## AIM
State the number of lines in these records that include the word "voličům", and add nothing to it.

↓

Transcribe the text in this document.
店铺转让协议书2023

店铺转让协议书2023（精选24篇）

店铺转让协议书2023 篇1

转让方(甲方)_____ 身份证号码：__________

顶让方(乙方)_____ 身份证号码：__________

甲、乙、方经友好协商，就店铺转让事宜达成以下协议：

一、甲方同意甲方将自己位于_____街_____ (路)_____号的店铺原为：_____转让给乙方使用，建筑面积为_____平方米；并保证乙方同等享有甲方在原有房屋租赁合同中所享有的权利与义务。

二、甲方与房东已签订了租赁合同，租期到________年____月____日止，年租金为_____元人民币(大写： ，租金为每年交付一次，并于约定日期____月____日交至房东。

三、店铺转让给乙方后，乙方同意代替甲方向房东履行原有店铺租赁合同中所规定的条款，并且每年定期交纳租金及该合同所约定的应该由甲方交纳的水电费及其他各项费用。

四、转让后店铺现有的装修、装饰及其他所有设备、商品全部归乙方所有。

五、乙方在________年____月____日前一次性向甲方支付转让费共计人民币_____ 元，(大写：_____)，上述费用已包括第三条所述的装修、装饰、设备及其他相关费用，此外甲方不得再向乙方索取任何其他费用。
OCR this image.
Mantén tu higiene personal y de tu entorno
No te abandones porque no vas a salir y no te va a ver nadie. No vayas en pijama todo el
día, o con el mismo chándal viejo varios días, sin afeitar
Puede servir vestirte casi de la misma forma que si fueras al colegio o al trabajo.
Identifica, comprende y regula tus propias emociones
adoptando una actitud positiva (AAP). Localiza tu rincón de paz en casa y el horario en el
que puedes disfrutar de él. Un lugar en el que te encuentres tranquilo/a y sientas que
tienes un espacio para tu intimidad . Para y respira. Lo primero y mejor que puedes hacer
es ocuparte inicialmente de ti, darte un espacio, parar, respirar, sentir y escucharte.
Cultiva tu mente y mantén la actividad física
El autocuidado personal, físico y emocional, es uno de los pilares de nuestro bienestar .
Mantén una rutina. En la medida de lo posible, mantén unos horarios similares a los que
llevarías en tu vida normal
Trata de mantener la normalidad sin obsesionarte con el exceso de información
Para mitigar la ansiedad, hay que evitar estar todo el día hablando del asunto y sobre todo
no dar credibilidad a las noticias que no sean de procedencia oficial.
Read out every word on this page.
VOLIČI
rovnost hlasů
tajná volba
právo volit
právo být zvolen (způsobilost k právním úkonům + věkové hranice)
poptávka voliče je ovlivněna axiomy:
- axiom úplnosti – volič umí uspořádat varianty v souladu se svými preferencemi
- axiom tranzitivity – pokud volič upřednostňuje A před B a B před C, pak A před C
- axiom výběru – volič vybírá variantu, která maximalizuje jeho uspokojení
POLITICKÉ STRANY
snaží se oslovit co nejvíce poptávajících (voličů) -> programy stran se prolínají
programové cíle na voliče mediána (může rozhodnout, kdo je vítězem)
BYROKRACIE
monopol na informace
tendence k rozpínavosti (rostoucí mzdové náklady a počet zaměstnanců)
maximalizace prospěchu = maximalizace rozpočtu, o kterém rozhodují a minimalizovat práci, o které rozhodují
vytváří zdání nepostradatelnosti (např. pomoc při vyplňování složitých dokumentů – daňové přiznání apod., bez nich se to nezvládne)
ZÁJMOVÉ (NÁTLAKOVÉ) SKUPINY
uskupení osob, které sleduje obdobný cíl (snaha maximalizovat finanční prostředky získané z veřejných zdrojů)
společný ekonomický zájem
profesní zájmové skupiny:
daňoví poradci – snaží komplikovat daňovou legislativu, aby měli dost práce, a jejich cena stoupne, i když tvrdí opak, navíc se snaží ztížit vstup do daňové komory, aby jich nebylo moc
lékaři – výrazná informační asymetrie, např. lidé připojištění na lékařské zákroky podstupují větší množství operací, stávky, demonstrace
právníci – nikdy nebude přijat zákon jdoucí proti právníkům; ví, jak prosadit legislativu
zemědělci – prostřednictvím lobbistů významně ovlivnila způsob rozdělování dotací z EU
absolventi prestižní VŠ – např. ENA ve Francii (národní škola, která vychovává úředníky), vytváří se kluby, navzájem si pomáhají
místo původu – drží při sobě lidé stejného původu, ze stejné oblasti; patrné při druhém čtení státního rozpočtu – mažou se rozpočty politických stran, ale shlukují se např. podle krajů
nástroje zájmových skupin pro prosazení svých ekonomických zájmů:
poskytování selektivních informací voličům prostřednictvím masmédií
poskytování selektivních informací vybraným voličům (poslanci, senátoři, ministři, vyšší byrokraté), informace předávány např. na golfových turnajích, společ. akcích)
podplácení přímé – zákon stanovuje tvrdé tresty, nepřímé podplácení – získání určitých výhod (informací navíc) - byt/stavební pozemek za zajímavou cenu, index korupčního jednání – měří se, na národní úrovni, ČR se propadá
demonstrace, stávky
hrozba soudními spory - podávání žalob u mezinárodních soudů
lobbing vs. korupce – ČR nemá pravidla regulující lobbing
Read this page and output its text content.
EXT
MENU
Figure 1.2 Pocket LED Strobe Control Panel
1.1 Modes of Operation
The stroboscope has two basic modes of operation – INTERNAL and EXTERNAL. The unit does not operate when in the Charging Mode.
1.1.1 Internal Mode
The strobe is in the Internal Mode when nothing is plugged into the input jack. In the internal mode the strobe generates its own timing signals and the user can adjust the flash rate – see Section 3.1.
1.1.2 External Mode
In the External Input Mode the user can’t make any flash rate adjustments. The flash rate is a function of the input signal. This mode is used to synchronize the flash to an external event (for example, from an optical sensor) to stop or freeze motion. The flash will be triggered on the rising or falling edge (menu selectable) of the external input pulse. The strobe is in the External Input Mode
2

↑

## SOLUTION TO THIS TASK
2